═════ Sezione di testo ═════

Si è conclusa il 10 novembre la sessione del Seminario Nazionale indetta da Sogin per recepire le osservazioni degli Enti, Istituzioni, Comitati e Associazioni della Provincia di Viterbo sul tema del Deposito Nazionale dei rifiuti radioattivi (DN).
Le osservazioni, sia riguardo ai temi che alle modalità di presentazione, dovevano seguire un rigido protocollo fissato dalla stessa Sogin.
Gli argomenti dovevano riguardare il Progetto Nazionale, la CNAPI, la carta Nazionale della Aree Potenzialmente Idonee pubblicata il 5 gennaio di quest’anno, ed una lunga serie di specifici documenti indicati da Sogin stessa. Circa le modalità, la regola ferrea imposta prevedeva che ogni relatore esponesse le proprie osservazioni in 10 minuti e con l’ausilio di 5 diapositive.
Al termine della presentazione nessuna possibilità di dibattito in contraddittorio: soltanto la possibilità di inviare domande tramite mail. I rappresentanti della Sogin, invece, capitanati dall’ineffabile ing. Chiaravalle, potevano commentare in libertà e senza contraddittorio i contenuti delle osservazioni.

═════ Dati ═════

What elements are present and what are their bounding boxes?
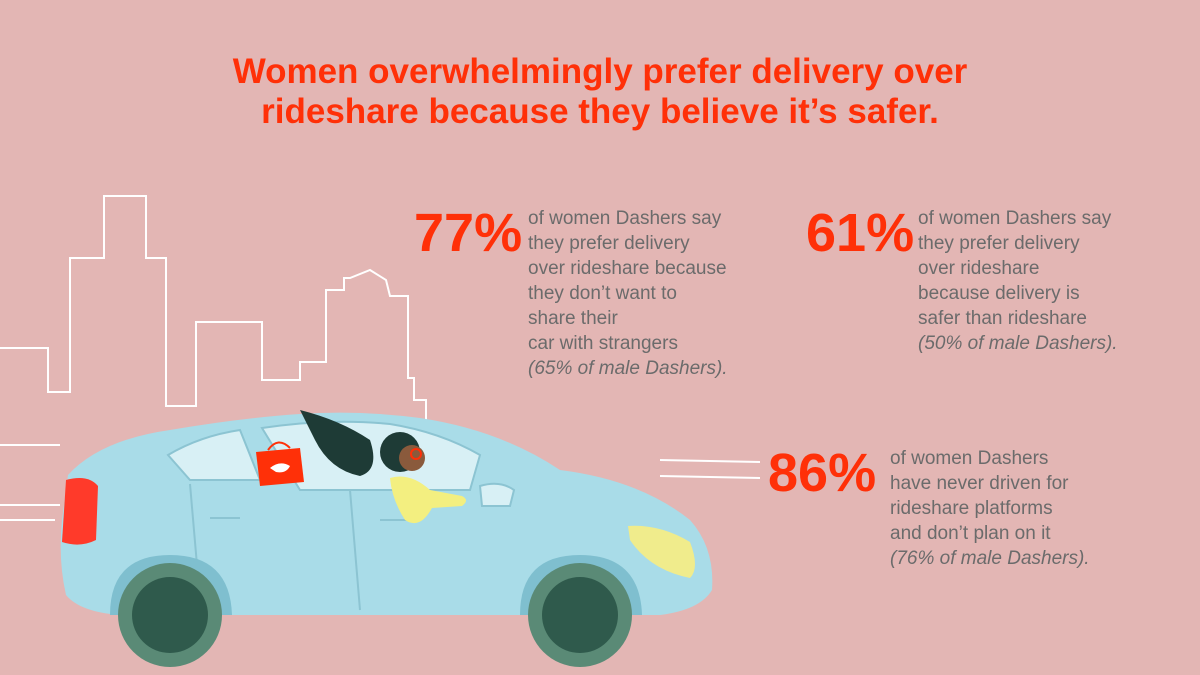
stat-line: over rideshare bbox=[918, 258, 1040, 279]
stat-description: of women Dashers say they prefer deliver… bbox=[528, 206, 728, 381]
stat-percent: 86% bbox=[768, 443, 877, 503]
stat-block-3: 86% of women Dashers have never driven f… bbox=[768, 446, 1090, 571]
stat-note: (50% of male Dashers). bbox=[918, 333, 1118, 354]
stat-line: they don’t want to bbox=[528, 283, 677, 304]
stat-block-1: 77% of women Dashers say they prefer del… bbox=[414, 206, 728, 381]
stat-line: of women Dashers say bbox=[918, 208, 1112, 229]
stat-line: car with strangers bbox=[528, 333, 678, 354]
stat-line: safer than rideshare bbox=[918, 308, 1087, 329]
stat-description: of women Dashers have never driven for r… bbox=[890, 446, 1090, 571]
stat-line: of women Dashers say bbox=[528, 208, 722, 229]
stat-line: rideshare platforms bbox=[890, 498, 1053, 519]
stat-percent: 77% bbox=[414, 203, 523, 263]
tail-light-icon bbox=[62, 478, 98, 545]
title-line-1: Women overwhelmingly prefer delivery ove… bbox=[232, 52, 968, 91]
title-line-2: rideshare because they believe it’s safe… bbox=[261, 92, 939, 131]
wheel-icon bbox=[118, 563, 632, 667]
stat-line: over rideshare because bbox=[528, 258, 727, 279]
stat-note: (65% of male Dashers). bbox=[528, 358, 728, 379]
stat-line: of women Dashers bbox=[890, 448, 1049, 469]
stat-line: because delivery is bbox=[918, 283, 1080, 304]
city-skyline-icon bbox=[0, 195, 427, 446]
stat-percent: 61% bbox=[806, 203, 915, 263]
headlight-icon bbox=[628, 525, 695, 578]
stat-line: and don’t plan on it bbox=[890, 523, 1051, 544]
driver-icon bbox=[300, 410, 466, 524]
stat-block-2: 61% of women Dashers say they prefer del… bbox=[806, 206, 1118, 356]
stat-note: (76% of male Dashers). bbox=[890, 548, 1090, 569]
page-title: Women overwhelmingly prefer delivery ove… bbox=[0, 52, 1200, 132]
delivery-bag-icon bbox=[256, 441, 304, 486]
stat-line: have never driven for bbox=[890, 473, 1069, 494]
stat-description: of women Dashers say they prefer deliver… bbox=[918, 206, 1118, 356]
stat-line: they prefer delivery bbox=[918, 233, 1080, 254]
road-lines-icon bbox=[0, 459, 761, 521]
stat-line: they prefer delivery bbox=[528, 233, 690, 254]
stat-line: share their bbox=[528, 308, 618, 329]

═════
═════ Dati ═════

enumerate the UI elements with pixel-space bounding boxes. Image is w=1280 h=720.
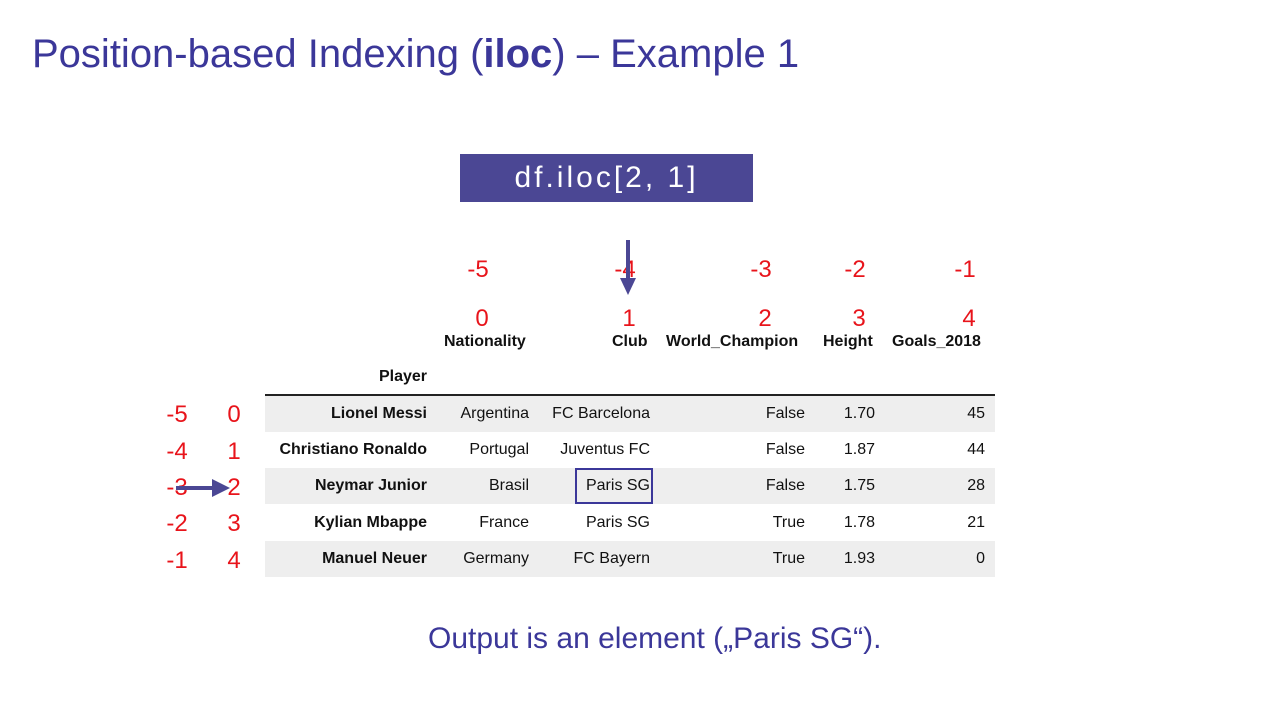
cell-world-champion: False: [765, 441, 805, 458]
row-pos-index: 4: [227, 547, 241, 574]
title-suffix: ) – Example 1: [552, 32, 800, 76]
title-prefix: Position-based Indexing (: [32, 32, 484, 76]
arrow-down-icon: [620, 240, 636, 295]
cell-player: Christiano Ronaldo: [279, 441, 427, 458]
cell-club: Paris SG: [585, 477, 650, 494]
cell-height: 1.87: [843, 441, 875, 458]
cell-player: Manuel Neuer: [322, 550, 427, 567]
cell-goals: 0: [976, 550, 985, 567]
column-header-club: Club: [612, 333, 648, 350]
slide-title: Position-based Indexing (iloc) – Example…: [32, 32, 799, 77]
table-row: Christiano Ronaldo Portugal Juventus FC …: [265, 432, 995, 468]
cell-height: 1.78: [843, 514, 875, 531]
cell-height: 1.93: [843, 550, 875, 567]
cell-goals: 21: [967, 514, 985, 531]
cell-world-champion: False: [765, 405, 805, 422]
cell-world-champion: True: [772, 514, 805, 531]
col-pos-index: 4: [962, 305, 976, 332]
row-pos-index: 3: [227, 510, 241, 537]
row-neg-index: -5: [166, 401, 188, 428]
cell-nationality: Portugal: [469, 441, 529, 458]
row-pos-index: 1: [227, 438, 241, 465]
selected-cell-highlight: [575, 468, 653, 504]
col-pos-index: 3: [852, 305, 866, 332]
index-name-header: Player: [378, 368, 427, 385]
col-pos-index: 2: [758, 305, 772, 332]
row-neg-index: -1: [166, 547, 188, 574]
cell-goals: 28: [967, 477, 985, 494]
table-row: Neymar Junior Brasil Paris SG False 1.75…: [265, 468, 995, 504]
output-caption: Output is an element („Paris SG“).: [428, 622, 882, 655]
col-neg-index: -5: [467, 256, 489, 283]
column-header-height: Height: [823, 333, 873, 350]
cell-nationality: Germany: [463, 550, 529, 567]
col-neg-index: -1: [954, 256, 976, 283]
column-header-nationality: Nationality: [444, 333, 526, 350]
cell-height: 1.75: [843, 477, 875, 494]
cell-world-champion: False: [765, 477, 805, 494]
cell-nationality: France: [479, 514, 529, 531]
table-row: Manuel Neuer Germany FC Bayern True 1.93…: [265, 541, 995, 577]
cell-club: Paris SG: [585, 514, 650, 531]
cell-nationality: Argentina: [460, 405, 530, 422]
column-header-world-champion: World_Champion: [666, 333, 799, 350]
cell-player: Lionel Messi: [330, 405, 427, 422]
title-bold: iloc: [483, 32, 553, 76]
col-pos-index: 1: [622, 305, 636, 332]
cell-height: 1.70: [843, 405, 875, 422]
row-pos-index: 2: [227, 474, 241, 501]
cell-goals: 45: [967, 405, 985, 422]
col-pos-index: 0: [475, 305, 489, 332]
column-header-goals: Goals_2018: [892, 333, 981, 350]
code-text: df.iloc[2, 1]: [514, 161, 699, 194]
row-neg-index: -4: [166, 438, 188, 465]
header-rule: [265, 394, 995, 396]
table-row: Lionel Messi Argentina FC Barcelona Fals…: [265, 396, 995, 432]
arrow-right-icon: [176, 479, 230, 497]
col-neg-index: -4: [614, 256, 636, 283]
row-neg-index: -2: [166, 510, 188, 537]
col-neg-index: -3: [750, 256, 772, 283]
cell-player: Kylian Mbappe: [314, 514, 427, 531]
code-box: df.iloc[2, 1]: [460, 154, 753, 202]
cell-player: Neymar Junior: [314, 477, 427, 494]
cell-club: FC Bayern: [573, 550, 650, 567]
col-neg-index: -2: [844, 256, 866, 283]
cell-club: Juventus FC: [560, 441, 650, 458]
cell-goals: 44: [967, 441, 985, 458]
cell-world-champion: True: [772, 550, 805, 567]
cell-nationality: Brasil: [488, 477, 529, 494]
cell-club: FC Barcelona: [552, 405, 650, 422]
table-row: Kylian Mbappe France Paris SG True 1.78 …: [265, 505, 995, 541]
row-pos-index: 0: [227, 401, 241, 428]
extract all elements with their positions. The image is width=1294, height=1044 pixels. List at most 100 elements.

═════

▶ Attività da svolgere:
- 1) Rispondi alle seguenti domande sul brano relativo al seminario Sogin:
(a) In quale data si è conclusa la sessione del Seminario Nazionale?
(b) Quando è stata pubblicata la CNAPI?
(c) Al termine della presentazione, in che modo si potevano inviare domande?
- 2) Trascrivi fedelmente la parte del brano sul seminario Sogin che si apre con le parole "Al termine della" e si chiude con "contenuti delle osservazioni.".
- 3) Prosegui il brano sul seminario Sogin a partire dalla sua ultima frase.

▶ Le risposte:
- 1)
(a) Il 10 novembre.
(b) Il 5 gennaio di quest'anno.
(c) Tramite mail.

- 2)
Al termine della presentazione nessuna possibilità di dibattito in contraddittorio: soltanto la possibilità di inviare domande tramite mail. I rappresentanti della Sogin, invece, capitanati dall’ineffabile ing. Chiaravalle, potevano commentare in libertà e senza contraddittorio i contenuti delle osservazioni.

- 3)
Sono state fatte al riguardo precise istanze alla Sogin: concedere almeno 15 minuti ed un numero adeguato di diapositive, concedere uno spazio di discussione in diretta al termine delle presentazioni, formulare un verbale approvato dalle parti. Questo avrebbe conferito maggiore trasparenza all’evento e quanto meno un certo equilibrio e garantismo. Infatti non poter controbattere i commenti della Sogin è un vulnus palese al valore della discussione, non poter fruire di un verbale condiviso e ufficializzato dalla approvazione delle parti sottrae elementi obbiettivi e giuridicamente validi ad un dibattito, i cui esiti avrebbero potuto incontrare il desiderio di rivalse anche giudiziarie sull’esito finale da parte degli stakeholder. Infatti, la partecipazione dovrebbe servire a cambiare eventuali storture o errori di valutazione o impostazione da parte di Sogin nella stesura della CNAPI. Tutti coloro che a vario titolo hanno presentato osservazioni avevano come scopo quello fondamentale di ottenere qualche cambiamento. In particolare tutti miravano a far eliminare le aree potenzialmente idonee, ritenute errate nella scelta di Sogin, dalla lista nera della CNAPI, al fine di non entrare nella short list della CNAI, la Carta delle Aree Idonee. Infatti, una volta inseriti nella CNAI e giudicati effettivamente idonei ad accogliere il DN, uscirne diventa difficilissimo e la relativa battaglia quasi impossibile.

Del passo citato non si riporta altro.